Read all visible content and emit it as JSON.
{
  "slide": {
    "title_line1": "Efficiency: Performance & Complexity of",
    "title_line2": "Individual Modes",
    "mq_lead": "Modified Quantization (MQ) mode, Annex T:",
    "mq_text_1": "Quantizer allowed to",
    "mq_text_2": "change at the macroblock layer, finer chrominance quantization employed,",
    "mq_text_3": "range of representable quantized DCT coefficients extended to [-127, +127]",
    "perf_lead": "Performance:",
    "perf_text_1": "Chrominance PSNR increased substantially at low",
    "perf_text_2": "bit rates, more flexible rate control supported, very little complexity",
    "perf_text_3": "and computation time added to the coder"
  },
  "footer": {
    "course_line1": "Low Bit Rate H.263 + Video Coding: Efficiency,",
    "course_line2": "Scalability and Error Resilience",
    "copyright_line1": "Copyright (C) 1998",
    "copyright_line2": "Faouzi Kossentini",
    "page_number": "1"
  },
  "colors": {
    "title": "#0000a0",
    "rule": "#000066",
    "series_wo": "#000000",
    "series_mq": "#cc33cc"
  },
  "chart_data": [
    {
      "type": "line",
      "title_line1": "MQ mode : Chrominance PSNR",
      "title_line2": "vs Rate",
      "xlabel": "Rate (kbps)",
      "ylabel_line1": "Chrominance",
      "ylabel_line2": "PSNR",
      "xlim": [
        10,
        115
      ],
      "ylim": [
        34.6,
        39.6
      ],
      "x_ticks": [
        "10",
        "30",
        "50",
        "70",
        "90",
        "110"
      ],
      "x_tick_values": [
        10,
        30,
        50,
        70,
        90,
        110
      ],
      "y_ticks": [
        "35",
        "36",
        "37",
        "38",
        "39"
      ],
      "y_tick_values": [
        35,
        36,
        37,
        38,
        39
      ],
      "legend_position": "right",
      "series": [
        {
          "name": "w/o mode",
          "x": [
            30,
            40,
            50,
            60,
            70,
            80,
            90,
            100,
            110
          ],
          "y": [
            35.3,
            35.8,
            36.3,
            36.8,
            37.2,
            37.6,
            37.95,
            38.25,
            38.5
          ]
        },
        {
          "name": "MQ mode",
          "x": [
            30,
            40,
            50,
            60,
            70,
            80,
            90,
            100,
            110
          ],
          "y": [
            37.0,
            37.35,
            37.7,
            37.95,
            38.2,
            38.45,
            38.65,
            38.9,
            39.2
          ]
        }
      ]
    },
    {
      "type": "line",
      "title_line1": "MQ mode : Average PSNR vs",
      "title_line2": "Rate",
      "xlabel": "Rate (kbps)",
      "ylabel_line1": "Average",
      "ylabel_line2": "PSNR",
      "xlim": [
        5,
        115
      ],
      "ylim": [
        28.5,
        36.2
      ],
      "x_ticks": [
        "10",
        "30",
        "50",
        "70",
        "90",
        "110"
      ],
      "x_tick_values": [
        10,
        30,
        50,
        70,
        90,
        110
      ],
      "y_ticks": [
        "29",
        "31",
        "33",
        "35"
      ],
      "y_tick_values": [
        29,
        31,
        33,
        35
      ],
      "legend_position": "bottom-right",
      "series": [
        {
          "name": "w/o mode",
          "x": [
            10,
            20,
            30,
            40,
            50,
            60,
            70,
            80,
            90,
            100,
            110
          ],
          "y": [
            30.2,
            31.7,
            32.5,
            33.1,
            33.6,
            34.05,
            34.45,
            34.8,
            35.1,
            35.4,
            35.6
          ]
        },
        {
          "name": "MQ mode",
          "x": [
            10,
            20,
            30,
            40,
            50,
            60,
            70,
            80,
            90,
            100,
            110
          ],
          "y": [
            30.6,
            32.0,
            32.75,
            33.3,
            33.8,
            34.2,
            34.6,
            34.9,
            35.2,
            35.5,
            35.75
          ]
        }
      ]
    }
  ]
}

* * * * *

TASK REQUIREMENTS: Each record should come back exactly as written.

RESPONSE FOR THIS EXERCISE:
Read all visible content and emit it as JSON.
{
  "slide": {
    "title_line1": "Efficiency: Performance & Complexity of",
    "title_line2": "Individual Modes",
    "mq_lead": "Modified Quantization (MQ) mode, Annex T:",
    "mq_text_1": "Quantizer allowed to",
    "mq_text_2": "change at the macroblock layer, finer chrominance quantization employed,",
    "mq_text_3": "range of representable quantized DCT coefficients extended to [-127, +127]",
    "perf_lead": "Performance:",
    "perf_text_1": "Chrominance PSNR increased substantially at low",
    "perf_text_2": "bit rates, more flexible rate control supported, very little complexity",
    "perf_text_3": "and computation time added to the coder"
  },
  "footer": {
    "course_line1": "Low Bit Rate H.263 + Video Coding: Efficiency,",
    "course_line2": "Scalability and Error Resilience",
    "copyright_line1": "Copyright (C) 1998",
    "copyright_line2": "Faouzi Kossentini",
    "page_number": "1"
  },
  "colors": {
    "title": "#0000a0",
    "rule": "#000066",
    "series_wo": "#000000",
    "series_mq": "#cc33cc"
  },
  "chart_data": [
    {
      "type": "line",
      "title_line1": "MQ mode : Chrominance PSNR",
      "title_line2": "vs Rate",
      "xlabel": "Rate (kbps)",
      "ylabel_line1": "Chrominance",
      "ylabel_line2": "PSNR",
      "xlim": [
        10,
        115
      ],
      "ylim": [
        34.6,
        39.6
      ],
      "x_ticks": [
        "10",
        "30",
        "50",
        "70",
        "90",
        "110"
      ],
      "x_tick_values": [
        10,
        30,
        50,
        70,
        90,
        110
      ],
      "y_ticks": [
        "35",
        "36",
        "37",
        "38",
        "39"
      ],
      "y_tick_values": [
        35,
        36,
        37,
        38,
        39
      ],
      "legend_position": "right",
      "series": [
        {
          "name": "w/o mode",
          "x": [
            30,
            40,
            50,
            60,
            70,
            80,
            90,
            100,
            110
          ],
          "y": [
            35.3,
            35.8,
            36.3,
            36.8,
            37.2,
            37.6,
            37.95,
            38.25,
            38.5
          ]
        },
        {
          "name": "MQ mode",
          "x": [
            30,
            40,
            50,
            60,
            70,
            80,
            90,
            100,
            110
          ],
          "y": [
            37.0,
            37.35,
            37.7,
            37.95,
            38.2,
            38.45,
            38.65,
            38.9,
            39.2
          ]
        }
      ]
    },
    {
      "type": "line",
      "title_line1": "MQ mode : Average PSNR vs",
      "title_line2": "Rate",
      "xlabel": "Rate (kbps)",
      "ylabel_line1": "Average",
      "ylabel_line2": "PSNR",
      "xlim": [
        5,
        115
      ],
      "ylim": [
        28.5,
        36.2
      ],
      "x_ticks": [
        "10",
        "30",
        "50",
        "70",
        "90",
        "110"
      ],
      "x_tick_values": [
        10,
        30,
        50,
        70,
        90,
        110
      ],
      "y_ticks": [
        "29",
        "31",
        "33",
        "35"
      ],
      "y_tick_values": [
        29,
        31,
        33,
        35
      ],
      "legend_position": "bottom-right",
      "series": [
        {
          "name": "w/o mode",
          "x": [
            10,
            20,
            30,
            40,
            50,
            60,
            70,
            80,
            90,
            100,
            110
          ],
          "y": [
            30.2,
            31.7,
            32.5,
            33.1,
            33.6,
            34.05,
            34.45,
            34.8,
            35.1,
            35.4,
            35.6
          ]
        },
        {
          "name": "MQ mode",
          "x": [
            10,
            20,
            30,
            40,
            50,
            60,
            70,
            80,
            90,
            100,
            110
          ],
          "y": [
            30.6,
            32.0,
            32.75,
            33.3,
            33.8,
            34.2,
            34.6,
            34.9,
            35.2,
            35.5,
            35.75
          ]
        }
      ]
    }
  ]
}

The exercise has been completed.